▸ **Challenge**:
Sort through the entries below and pull out lines containing the word "Teresa".

▸ **Data shown**:
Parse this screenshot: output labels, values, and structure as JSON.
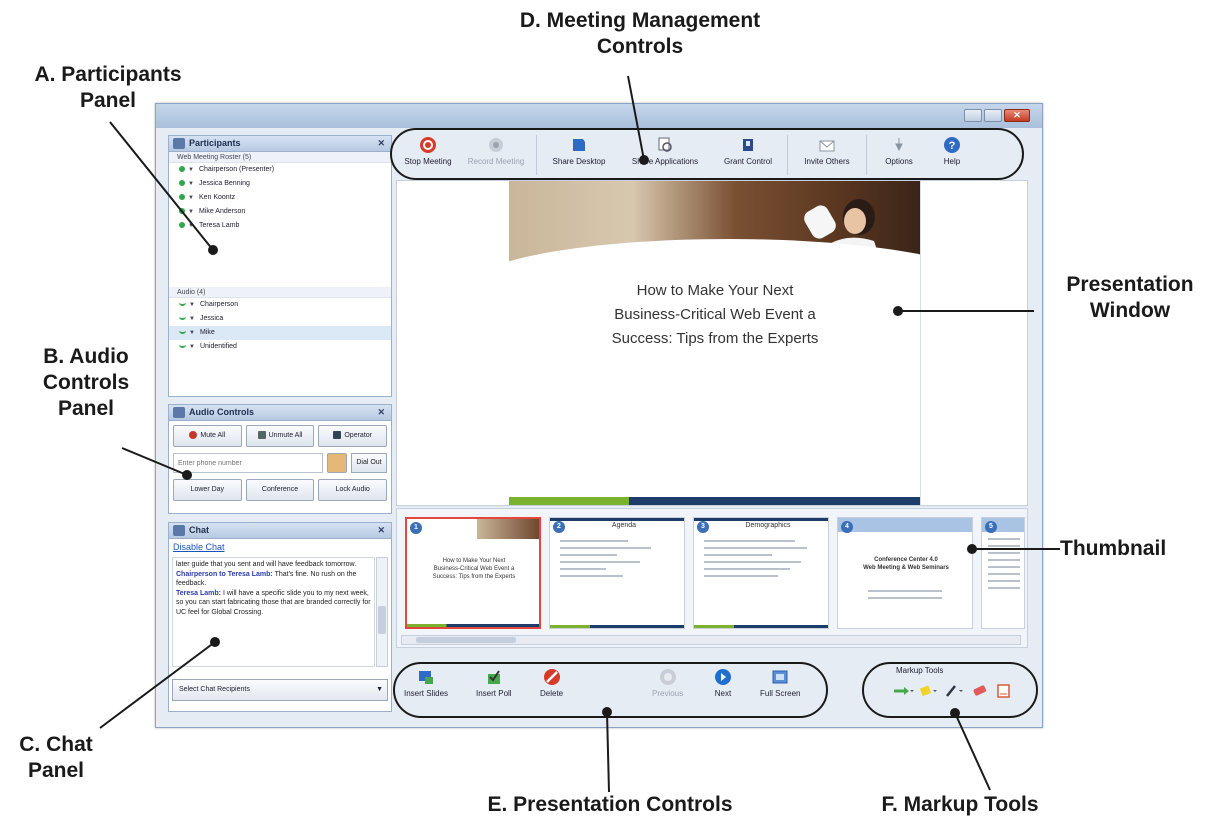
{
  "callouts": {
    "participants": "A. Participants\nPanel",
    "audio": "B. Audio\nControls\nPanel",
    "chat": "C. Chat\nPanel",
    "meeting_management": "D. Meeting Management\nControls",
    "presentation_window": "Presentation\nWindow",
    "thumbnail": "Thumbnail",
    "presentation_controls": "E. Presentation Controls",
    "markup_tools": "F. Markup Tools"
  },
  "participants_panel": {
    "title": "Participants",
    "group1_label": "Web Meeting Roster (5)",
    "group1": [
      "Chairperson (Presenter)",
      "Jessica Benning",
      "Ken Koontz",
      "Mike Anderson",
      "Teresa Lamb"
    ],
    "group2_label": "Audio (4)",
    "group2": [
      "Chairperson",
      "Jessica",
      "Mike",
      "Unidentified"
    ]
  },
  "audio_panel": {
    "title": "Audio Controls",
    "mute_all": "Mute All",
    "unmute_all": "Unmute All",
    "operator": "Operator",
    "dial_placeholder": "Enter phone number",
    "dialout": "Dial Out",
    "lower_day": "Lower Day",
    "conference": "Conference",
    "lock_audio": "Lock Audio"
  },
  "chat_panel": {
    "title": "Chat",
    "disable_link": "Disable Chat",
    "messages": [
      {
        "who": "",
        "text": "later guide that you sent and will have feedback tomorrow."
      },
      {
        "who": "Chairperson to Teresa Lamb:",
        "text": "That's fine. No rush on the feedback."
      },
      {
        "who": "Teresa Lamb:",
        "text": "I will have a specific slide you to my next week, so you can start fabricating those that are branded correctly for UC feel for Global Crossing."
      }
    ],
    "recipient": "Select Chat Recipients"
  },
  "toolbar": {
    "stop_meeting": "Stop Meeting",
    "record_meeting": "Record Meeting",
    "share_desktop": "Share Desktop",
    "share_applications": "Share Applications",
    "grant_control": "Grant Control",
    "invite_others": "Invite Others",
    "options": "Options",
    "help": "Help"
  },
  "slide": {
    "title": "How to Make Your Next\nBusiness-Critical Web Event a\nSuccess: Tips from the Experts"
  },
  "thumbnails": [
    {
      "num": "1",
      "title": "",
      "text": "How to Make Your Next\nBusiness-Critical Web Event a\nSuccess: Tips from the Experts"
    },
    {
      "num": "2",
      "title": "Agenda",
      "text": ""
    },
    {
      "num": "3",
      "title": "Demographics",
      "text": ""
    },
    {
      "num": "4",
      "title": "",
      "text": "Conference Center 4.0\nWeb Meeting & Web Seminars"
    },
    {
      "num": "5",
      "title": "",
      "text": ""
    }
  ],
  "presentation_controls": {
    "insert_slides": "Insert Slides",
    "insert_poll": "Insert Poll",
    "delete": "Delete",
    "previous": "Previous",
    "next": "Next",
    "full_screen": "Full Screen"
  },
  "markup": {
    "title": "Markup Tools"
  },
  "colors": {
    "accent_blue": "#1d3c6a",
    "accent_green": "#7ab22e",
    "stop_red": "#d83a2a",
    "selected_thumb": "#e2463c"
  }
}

▸ **Expected answer**:
      "Teresa Lamb"
        "who": "Chairperson to Teresa Lamb:",
        "who": "Teresa Lamb:",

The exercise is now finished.